**Passage affiché:**
# Partage d'écran avec ichat ????



## thegreat (29 Mars 2008)

J'ai un souci avec le partage d'écran sur  ichat. En effet la ligne "partage d'écran " est grisé et je ne sais comment l'activé.
Merci pour votre aide


----------



## Anonyme (29 Mars 2008)

Es-tu sur que ton correspondant soit sous leopard?


----------



## thegreat (29 Mars 2008)

oui, le plus surprenant c'est que l'on a déja partagé nos écrans il y a une semaine et tout marchait normalement. et maintenant impossible pour mon collegues de l'activé (touche grisée)


----------



## desertea (29 Mars 2008)

Peut être ton collègue a désactivé par erreur l'autorisation de partage ?


----------



## thegreat (29 Mars 2008)

on vient de vérifier et le partage d'écran est actif sur nos deux ordi.


----------



## Anonyme (29 Mars 2008)

Vous avez fait tout les deux les màj de léopard (10.5.2) ?


----------



## thegreat (29 Mars 2008)

oui, surtout que cela marchait la semaine derniere


----------



## desertea (29 Mars 2008)

Redémarrez vos machines ??????


----------



## schwebb (30 Mars 2008)

Est-ce que ça marche sur une autre session? A-t-il réparé les autorisations (surtout après les récentes mises à jour)?

Et puis, peut-être virer les prefs de iChat (en les conservant sur le bureau tout de même, et en notant bien leur emplacement pour pouvoir les remettre au cas où) et voir ce que ça donne.


----------



## thegreat (30 Mars 2008)

Malgrè la réparation d'autorisations sur les deux Mac on a toujours le même problème.

**Données extraites:**
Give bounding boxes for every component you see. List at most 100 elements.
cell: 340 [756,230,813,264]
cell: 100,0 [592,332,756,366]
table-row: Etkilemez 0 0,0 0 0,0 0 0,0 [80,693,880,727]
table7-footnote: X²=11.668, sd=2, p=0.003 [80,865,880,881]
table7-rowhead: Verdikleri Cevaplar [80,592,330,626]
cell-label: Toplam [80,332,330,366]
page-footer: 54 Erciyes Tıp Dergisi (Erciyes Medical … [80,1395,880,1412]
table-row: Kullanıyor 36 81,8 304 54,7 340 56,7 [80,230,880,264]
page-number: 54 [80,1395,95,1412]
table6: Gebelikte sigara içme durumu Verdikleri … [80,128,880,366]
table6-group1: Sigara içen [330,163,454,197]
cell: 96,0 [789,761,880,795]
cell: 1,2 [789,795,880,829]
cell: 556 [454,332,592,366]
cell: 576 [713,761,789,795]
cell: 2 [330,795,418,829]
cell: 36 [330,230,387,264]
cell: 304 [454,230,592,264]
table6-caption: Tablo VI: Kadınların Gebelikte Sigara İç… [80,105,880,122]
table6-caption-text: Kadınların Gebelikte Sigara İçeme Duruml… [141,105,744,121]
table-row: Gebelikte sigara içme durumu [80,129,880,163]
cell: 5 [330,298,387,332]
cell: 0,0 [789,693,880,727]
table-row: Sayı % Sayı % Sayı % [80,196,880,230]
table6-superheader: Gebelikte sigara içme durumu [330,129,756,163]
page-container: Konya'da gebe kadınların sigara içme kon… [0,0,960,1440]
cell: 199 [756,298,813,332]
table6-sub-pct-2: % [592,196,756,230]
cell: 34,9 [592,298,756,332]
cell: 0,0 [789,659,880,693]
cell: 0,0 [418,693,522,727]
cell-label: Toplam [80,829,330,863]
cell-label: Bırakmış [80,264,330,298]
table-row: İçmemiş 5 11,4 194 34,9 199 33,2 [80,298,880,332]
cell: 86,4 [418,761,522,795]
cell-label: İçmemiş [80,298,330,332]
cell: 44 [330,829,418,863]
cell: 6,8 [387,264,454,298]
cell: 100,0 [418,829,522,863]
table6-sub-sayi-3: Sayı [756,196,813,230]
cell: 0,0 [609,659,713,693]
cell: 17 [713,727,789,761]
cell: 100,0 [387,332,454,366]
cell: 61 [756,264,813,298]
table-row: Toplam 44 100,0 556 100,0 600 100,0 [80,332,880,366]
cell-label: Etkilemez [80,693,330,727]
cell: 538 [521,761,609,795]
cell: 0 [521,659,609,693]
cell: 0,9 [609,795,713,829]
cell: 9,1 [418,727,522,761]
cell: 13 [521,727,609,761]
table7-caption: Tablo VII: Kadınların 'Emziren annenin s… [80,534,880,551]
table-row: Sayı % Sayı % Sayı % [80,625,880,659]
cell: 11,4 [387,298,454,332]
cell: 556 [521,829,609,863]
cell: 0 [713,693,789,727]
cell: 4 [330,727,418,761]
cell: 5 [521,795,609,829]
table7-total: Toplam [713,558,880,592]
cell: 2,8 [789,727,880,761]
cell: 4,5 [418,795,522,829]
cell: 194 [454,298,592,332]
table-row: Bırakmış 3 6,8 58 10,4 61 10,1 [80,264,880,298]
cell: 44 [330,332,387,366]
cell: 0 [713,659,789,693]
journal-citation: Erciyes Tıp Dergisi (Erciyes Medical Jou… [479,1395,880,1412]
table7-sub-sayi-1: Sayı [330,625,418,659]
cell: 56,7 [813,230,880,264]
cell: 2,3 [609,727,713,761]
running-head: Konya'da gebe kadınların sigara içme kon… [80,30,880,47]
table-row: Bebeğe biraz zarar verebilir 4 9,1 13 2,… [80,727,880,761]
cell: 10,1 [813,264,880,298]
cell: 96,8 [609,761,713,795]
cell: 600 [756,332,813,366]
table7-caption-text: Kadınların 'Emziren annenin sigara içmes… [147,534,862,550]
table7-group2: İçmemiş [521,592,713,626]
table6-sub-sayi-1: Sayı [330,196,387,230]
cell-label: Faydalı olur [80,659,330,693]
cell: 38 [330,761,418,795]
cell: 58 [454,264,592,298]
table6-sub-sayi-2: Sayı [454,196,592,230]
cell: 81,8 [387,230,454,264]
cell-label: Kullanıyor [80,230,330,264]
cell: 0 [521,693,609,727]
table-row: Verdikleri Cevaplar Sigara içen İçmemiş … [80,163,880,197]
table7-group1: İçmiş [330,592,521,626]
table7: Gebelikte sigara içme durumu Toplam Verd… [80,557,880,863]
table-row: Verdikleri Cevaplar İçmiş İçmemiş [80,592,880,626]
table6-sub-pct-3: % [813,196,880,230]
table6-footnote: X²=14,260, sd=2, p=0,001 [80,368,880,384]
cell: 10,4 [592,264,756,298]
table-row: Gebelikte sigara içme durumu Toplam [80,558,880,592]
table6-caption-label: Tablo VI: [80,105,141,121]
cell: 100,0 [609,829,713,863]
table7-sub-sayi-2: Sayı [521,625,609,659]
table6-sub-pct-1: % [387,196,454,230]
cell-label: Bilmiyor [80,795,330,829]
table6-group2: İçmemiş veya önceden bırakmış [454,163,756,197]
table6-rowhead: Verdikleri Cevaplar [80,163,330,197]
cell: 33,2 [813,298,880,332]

**Détails du problème:** Restituez intégralement, sans la moindre modification, la discussion sur le partage d'écran dans iChat.

**Réponse ci-dessous:**
# Partage d'écran avec ichat ????



## thegreat (29 Mars 2008)

J'ai un souci avec le partage d'écran sur  ichat. En effet la ligne "partage d'écran " est grisé et je ne sais comment l'activé.
Merci pour votre aide


----------



## Anonyme (29 Mars 2008)

Es-tu sur que ton correspondant soit sous leopard?


----------



## thegreat (29 Mars 2008)

oui, le plus surprenant c'est que l'on a déja partagé nos écrans il y a une semaine et tout marchait normalement. et maintenant impossible pour mon collegues de l'activé (touche grisée)


----------



## desertea (29 Mars 2008)

Peut être ton collègue a désactivé par erreur l'autorisation de partage ?


----------



## thegreat (29 Mars 2008)

on vient de vérifier et le partage d'écran est actif sur nos deux ordi.


----------



## Anonyme (29 Mars 2008)

Vous avez fait tout les deux les màj de léopard (10.5.2) ?


----------



## thegreat (29 Mars 2008)

oui, surtout que cela marchait la semaine derniere


----------



## desertea (29 Mars 2008)

Redémarrez vos machines ??????


----------



## schwebb (30 Mars 2008)

Est-ce que ça marche sur une autre session? A-t-il réparé les autorisations (surtout après les récentes mises à jour)?

Et puis, peut-être virer les prefs de iChat (en les conservant sur le bureau tout de même, et en notant bien leur emplacement pour pouvoir les remettre au cas où) et voir ce que ça donne.


----------



## thegreat (30 Mars 2008)

Malgrè la réparation d'autorisations sur les deux Mac on a toujours le même problème.